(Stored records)
— Start —
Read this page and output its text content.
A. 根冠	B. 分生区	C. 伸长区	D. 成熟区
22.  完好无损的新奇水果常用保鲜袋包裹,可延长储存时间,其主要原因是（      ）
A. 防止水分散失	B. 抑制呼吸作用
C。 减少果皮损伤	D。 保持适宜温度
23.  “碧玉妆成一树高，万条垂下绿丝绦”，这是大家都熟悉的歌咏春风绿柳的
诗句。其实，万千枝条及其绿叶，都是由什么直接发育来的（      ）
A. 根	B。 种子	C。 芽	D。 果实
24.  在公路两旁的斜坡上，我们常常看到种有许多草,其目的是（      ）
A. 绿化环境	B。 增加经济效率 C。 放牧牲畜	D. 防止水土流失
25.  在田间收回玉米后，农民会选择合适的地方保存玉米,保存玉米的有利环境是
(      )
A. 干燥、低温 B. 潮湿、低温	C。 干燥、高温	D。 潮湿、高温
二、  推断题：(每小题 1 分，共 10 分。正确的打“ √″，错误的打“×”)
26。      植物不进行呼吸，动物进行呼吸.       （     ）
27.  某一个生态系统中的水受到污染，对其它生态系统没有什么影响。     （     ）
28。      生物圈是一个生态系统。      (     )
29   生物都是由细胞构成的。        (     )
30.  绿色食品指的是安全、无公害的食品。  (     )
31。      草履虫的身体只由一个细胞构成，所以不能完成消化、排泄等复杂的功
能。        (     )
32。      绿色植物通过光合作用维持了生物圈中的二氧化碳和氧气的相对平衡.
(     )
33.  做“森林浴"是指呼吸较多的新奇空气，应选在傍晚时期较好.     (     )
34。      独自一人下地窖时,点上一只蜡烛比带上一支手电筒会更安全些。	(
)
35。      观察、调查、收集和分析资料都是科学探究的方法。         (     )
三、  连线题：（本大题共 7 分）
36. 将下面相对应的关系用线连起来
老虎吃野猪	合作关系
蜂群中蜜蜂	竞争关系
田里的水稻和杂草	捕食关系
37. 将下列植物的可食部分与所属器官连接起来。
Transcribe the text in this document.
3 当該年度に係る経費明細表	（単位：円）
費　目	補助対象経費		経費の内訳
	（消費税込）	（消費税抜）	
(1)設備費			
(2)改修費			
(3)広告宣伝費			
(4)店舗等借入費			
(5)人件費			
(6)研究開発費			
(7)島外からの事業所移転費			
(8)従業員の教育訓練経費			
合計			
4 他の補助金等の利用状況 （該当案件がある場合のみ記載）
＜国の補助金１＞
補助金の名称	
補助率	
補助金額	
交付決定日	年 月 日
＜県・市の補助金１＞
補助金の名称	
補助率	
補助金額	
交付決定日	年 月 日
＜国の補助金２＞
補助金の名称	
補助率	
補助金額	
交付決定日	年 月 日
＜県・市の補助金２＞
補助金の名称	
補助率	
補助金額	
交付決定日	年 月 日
— End —
(Aim) Return what is listed above, exactly and completely.

(Solution to the problem)
Read this page and output its text content.
A. 根冠	B. 分生区	C. 伸长区	D. 成熟区
22.  完好无损的新奇水果常用保鲜袋包裹,可延长储存时间,其主要原因是（      ）
A. 防止水分散失	B. 抑制呼吸作用
C。 减少果皮损伤	D。 保持适宜温度
23.  “碧玉妆成一树高，万条垂下绿丝绦”，这是大家都熟悉的歌咏春风绿柳的
诗句。其实，万千枝条及其绿叶，都是由什么直接发育来的（      ）
A. 根	B。 种子	C。 芽	D。 果实
24.  在公路两旁的斜坡上，我们常常看到种有许多草,其目的是（      ）
A. 绿化环境	B。 增加经济效率 C。 放牧牲畜	D. 防止水土流失
25.  在田间收回玉米后，农民会选择合适的地方保存玉米,保存玉米的有利环境是
(      )
A. 干燥、低温 B. 潮湿、低温	C。 干燥、高温	D。 潮湿、高温
二、  推断题：(每小题 1 分，共 10 分。正确的打“ √″，错误的打“×”)
26。      植物不进行呼吸，动物进行呼吸.       （     ）
27.  某一个生态系统中的水受到污染，对其它生态系统没有什么影响。     （     ）
28。      生物圈是一个生态系统。      (     )
29   生物都是由细胞构成的。        (     )
30.  绿色食品指的是安全、无公害的食品。  (     )
31。      草履虫的身体只由一个细胞构成，所以不能完成消化、排泄等复杂的功
能。        (     )
32。      绿色植物通过光合作用维持了生物圈中的二氧化碳和氧气的相对平衡.
(     )
33.  做“森林浴"是指呼吸较多的新奇空气，应选在傍晚时期较好.     (     )
34。      独自一人下地窖时,点上一只蜡烛比带上一支手电筒会更安全些。	(
)
35。      观察、调查、收集和分析资料都是科学探究的方法。         (     )
三、  连线题：（本大题共 7 分）
36. 将下面相对应的关系用线连起来
老虎吃野猪	合作关系
蜂群中蜜蜂	竞争关系
田里的水稻和杂草	捕食关系
37. 将下列植物的可食部分与所属器官连接起来。
Transcribe the text in this document.
3 当該年度に係る経費明細表	（単位：円）
費　目	補助対象経費		経費の内訳
	（消費税込）	（消費税抜）	
(1)設備費			
(2)改修費			
(3)広告宣伝費			
(4)店舗等借入費			
(5)人件費			
(6)研究開発費			
(7)島外からの事業所移転費			
(8)従業員の教育訓練経費			
合計			
4 他の補助金等の利用状況 （該当案件がある場合のみ記載）
＜国の補助金１＞
補助金の名称	
補助率	
補助金額	
交付決定日	年 月 日
＜県・市の補助金１＞
補助金の名称	
補助率	
補助金額	
交付決定日	年 月 日
＜国の補助金２＞
補助金の名称	
補助率	
補助金額	
交付決定日	年 月 日
＜県・市の補助金２＞
補助金の名称	
補助率	
補助金額	
交付決定日	年 月 日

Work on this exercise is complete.